DATA FOR THE TASK:
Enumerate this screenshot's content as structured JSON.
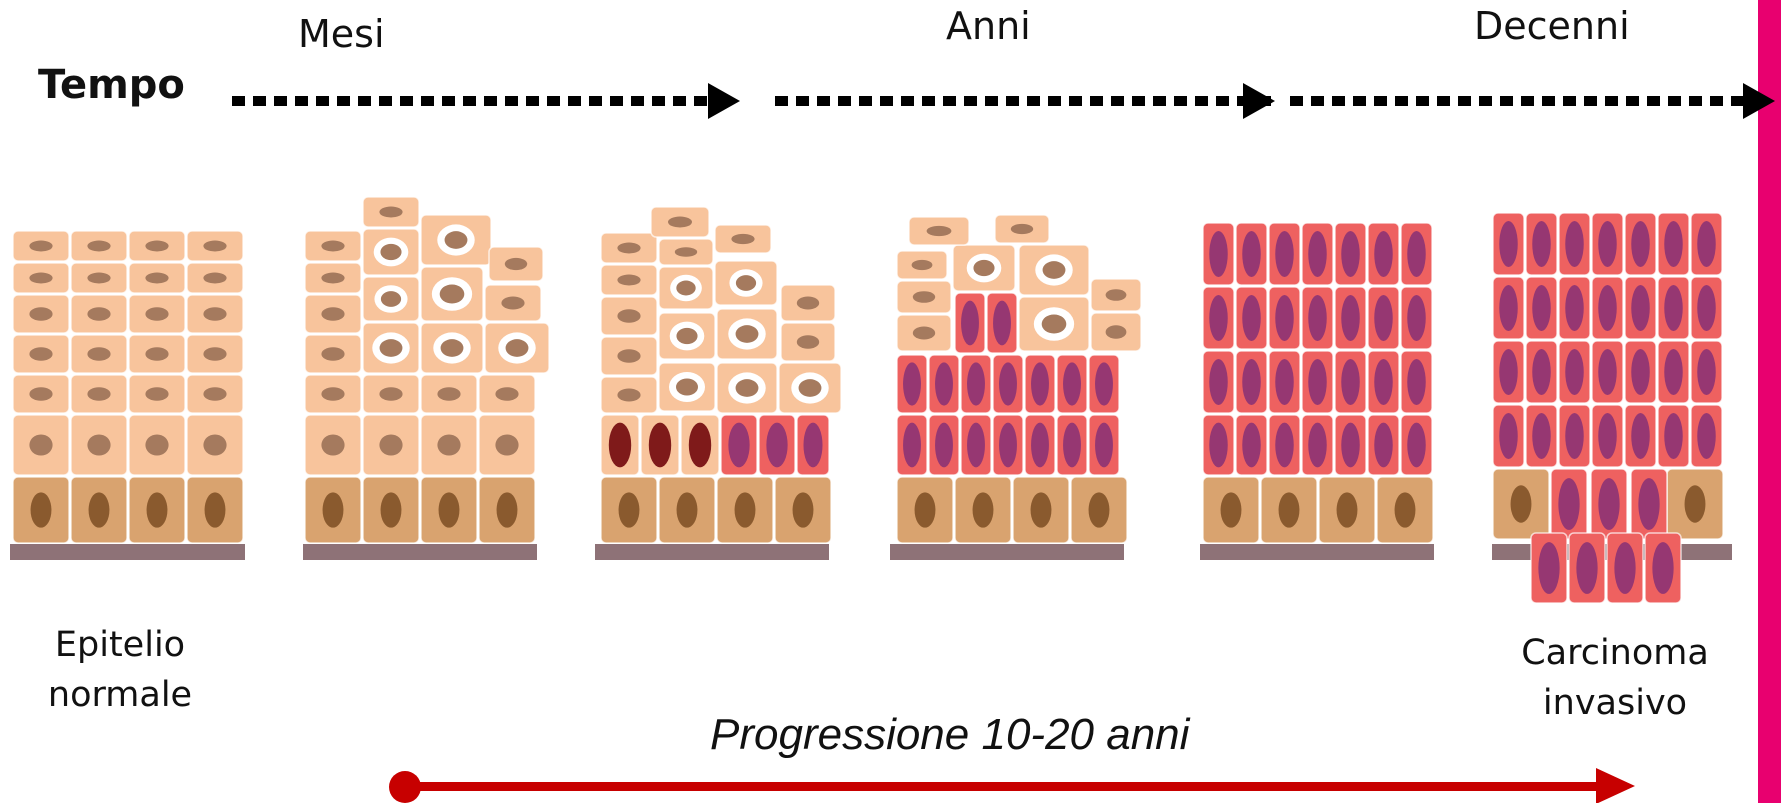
{
  "time": {
    "label": "Tempo",
    "stages": [
      "Mesi",
      "Anni",
      "Decenni"
    ]
  },
  "labels": {
    "normal": "Epitelio\nnormale",
    "invasive": "Carcinoma\ninvasivo",
    "progression": "Progressione 10-20 anni"
  },
  "colors": {
    "normal_cell": "#f8c49c",
    "basal_cell": "#d9a36f",
    "nucleus": "#a57a5e",
    "basal_nucleus": "#8a5a2e",
    "tumor_cell": "#ee6160",
    "tumor_nucleus": "#963772",
    "dark_nucleus": "#7f1a1a",
    "membrane": "#8e7277",
    "progression_arrow": "#c70000",
    "side_bar": "#e8006f"
  }
}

TASK BRIEF: Take the entries above and restate them word for word, minus their images.

TASK ANSWER:
Enumerate this screenshot's content as structured JSON.
{
  "time": {
    "label": "Tempo",
    "stages": [
      "Mesi",
      "Anni",
      "Decenni"
    ]
  },
  "labels": {
    "normal": "Epitelio\nnormale",
    "invasive": "Carcinoma\ninvasivo",
    "progression": "Progressione 10-20 anni"
  },
  "colors": {
    "normal_cell": "#f8c49c",
    "basal_cell": "#d9a36f",
    "nucleus": "#a57a5e",
    "basal_nucleus": "#8a5a2e",
    "tumor_cell": "#ee6160",
    "tumor_nucleus": "#963772",
    "dark_nucleus": "#7f1a1a",
    "membrane": "#8e7277",
    "progression_arrow": "#c70000",
    "side_bar": "#e8006f"
  }
}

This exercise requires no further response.